Stated exercise =
Read the listing below and copy out every line that holds "melalui".

>>>

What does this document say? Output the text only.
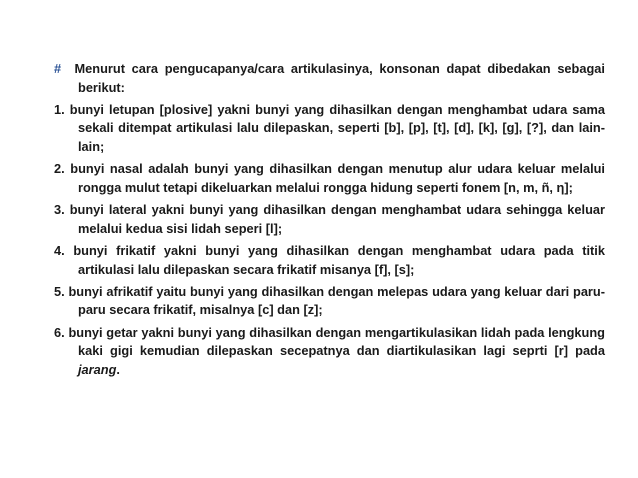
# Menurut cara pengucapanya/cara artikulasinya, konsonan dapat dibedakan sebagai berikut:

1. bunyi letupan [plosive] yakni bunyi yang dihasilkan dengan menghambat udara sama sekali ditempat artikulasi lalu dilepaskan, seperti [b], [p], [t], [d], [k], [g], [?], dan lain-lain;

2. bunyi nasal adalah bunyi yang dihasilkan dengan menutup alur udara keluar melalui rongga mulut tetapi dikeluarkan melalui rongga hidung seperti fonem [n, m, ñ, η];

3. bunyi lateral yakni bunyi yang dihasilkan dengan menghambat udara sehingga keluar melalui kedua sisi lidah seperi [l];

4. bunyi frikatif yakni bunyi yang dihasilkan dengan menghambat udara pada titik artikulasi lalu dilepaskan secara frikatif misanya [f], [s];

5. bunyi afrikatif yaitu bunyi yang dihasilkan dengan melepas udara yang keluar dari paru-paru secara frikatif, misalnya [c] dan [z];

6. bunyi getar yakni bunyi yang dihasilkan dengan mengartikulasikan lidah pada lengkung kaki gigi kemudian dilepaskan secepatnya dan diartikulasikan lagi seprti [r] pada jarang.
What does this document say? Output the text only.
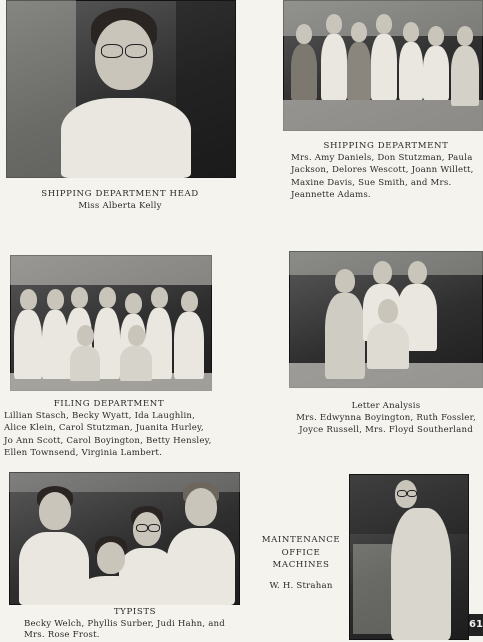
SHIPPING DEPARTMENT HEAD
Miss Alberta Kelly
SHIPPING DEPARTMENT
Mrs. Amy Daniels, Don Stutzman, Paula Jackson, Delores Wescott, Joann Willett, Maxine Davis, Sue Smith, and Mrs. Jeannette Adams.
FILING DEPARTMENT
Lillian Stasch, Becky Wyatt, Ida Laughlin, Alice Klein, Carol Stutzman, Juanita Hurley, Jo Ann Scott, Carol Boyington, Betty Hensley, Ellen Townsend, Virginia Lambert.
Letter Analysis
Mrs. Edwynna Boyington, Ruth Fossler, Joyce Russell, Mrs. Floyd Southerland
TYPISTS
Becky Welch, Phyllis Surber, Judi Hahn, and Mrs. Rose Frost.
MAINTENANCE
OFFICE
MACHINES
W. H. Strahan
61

<<<

Written response =
2. bunyi nasal adalah bunyi yang dihasilkan dengan menutup alur udara keluar melalui rongga mulut tetapi dikeluarkan melalui rongga hidung seperti fonem [n, m, ñ, η];
3. bunyi lateral yakni bunyi yang dihasilkan dengan menghambat udara sehingga keluar melalui kedua sisi lidah seperi [l];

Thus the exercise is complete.